# EXERCISE PROMPT:
Exclude any images and output the remaining records exactly.
# Start of DATA TO USE
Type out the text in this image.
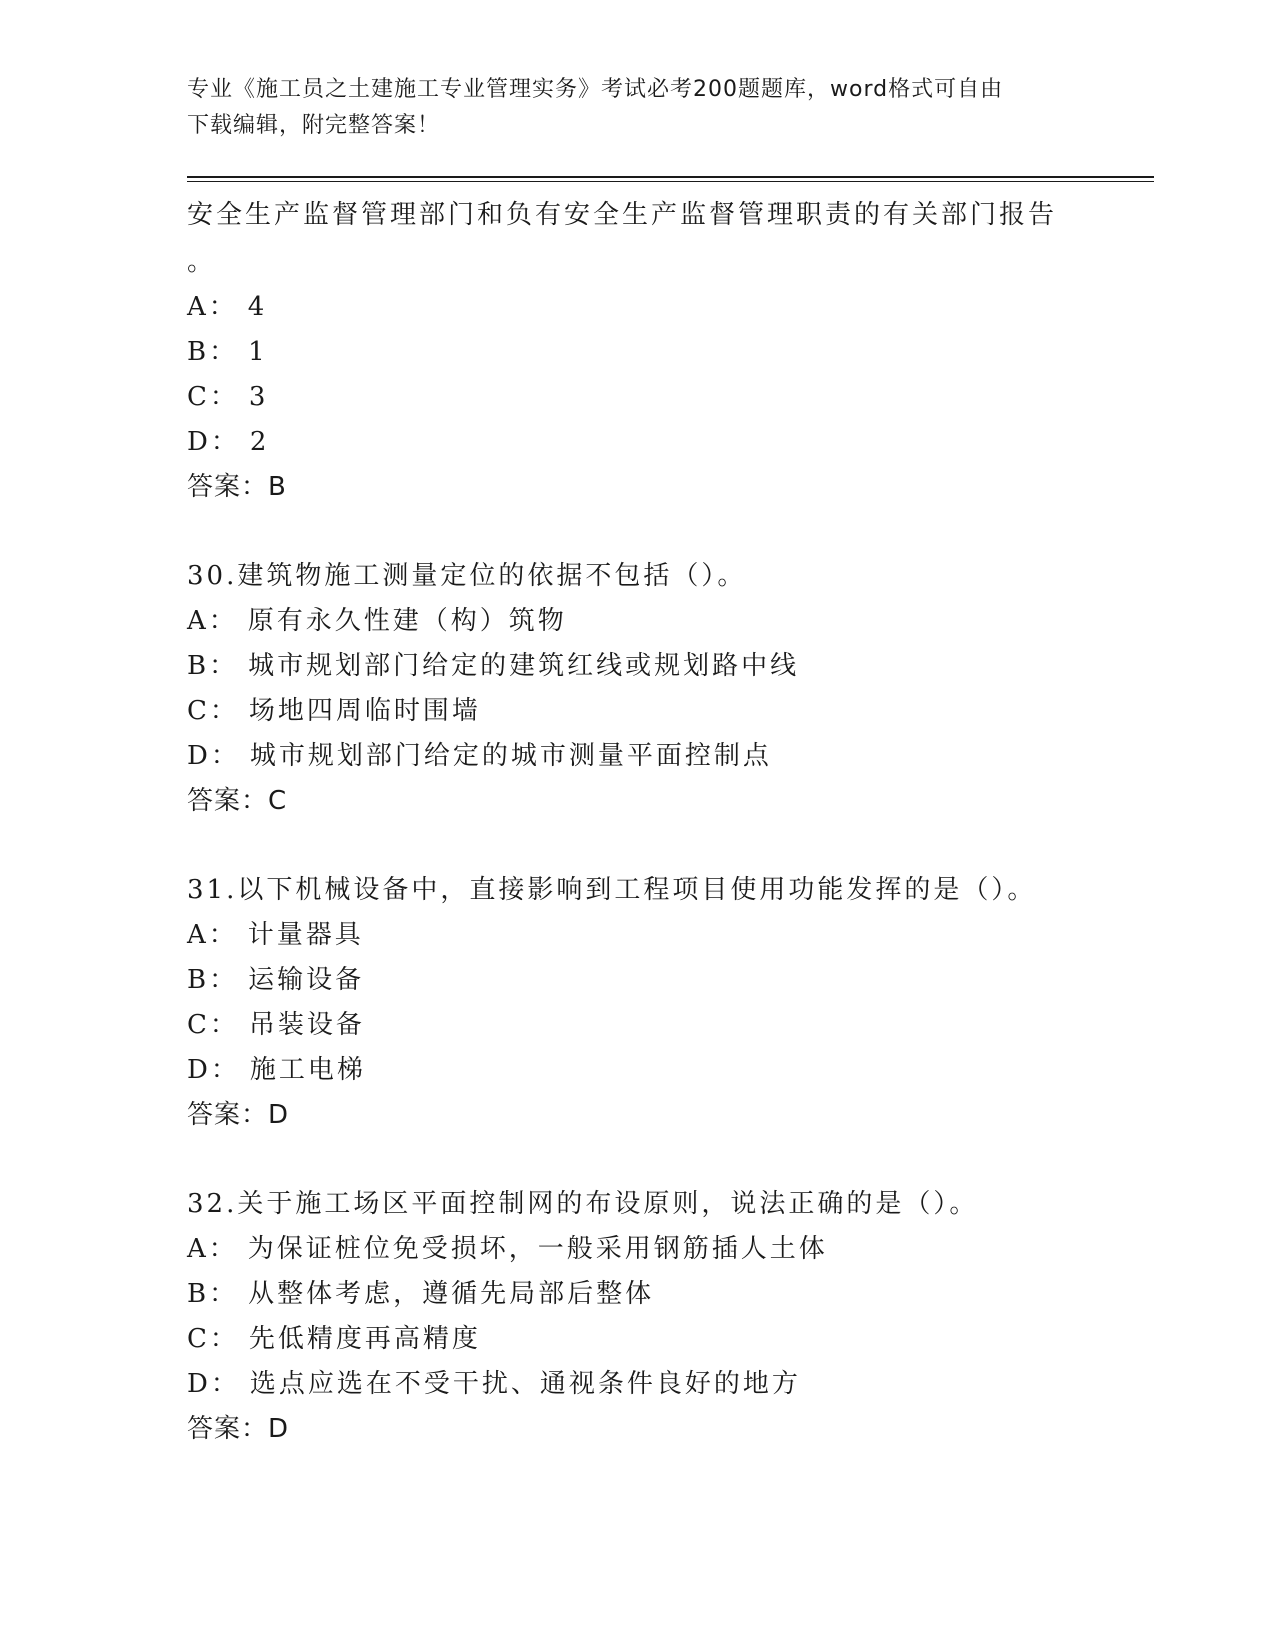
专业《施工员之土建施工专业管理实务》考试必考200题题库，word格式可自由
下载编辑，附完整答案！
安全生产监督管理部门和负有安全生产监督管理职责的有关部门报告
。
A： 4
B： 1
C： 3
D： 2
答案：B
30.建筑物施工测量定位的依据不包括（）。
A： 原有永久性建（构）筑物
B： 城市规划部门给定的建筑红线或规划路中线
C： 场地四周临时围墙
D： 城市规划部门给定的城市测量平面控制点
答案：C
31.以下机械设备中，直接影响到工程项目使用功能发挥的是（）。
A： 计量器具
B： 运输设备
C： 吊装设备
D： 施工电梯
答案：D
32.关于施工场区平面控制网的布设原则，说法正确的是（）。
A： 为保证桩位免受损坏，一般采用钢筋插人土体
B： 从整体考虑，遵循先局部后整体
C： 先低精度再高精度
D： 选点应选在不受干扰、通视条件良好的地方
答案：D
# End of DATA TO USE
# REPLY:
Type out the text in this image.
专业《施工员之土建施工专业管理实务》考试必考200题题库，word格式可自由
下载编辑，附完整答案！
安全生产监督管理部门和负有安全生产监督管理职责的有关部门报告
。
A： 4
B： 1
C： 3
D： 2
答案：B
30.建筑物施工测量定位的依据不包括（）。
A： 原有永久性建（构）筑物
B： 城市规划部门给定的建筑红线或规划路中线
C： 场地四周临时围墙
D： 城市规划部门给定的城市测量平面控制点
答案：C
31.以下机械设备中，直接影响到工程项目使用功能发挥的是（）。
A： 计量器具
B： 运输设备
C： 吊装设备
D： 施工电梯
答案：D
32.关于施工场区平面控制网的布设原则，说法正确的是（）。
A： 为保证桩位免受损坏，一般采用钢筋插人土体
B： 从整体考虑，遵循先局部后整体
C： 先低精度再高精度
D： 选点应选在不受干扰、通视条件良好的地方
答案：D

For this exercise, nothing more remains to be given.